Dataset excerpts

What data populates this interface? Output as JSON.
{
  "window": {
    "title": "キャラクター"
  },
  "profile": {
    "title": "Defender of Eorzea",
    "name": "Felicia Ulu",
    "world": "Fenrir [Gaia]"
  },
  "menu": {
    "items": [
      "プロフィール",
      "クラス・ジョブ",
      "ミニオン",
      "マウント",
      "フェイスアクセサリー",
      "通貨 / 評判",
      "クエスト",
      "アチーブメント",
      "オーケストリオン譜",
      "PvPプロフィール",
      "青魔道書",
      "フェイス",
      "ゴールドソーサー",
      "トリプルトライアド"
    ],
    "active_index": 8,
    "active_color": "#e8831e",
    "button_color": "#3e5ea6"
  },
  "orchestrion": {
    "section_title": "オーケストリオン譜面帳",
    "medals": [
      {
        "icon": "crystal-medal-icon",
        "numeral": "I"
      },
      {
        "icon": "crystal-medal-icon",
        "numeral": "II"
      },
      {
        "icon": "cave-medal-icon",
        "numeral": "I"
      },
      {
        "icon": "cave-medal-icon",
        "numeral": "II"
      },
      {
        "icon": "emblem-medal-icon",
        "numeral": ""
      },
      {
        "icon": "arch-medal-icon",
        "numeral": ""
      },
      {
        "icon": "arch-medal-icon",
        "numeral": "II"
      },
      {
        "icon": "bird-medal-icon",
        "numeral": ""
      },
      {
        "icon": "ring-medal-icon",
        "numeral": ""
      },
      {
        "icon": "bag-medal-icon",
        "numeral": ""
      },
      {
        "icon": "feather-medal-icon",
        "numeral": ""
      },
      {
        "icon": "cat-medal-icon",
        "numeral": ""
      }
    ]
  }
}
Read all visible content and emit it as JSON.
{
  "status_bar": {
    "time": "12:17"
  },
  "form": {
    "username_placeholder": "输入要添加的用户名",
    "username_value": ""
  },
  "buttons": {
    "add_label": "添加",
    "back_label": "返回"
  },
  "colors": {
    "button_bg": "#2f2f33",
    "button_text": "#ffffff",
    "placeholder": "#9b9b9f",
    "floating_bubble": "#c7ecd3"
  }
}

§ Required task:
Report only the number of lines that hold the word "icon".

§ Output for this exercise:
12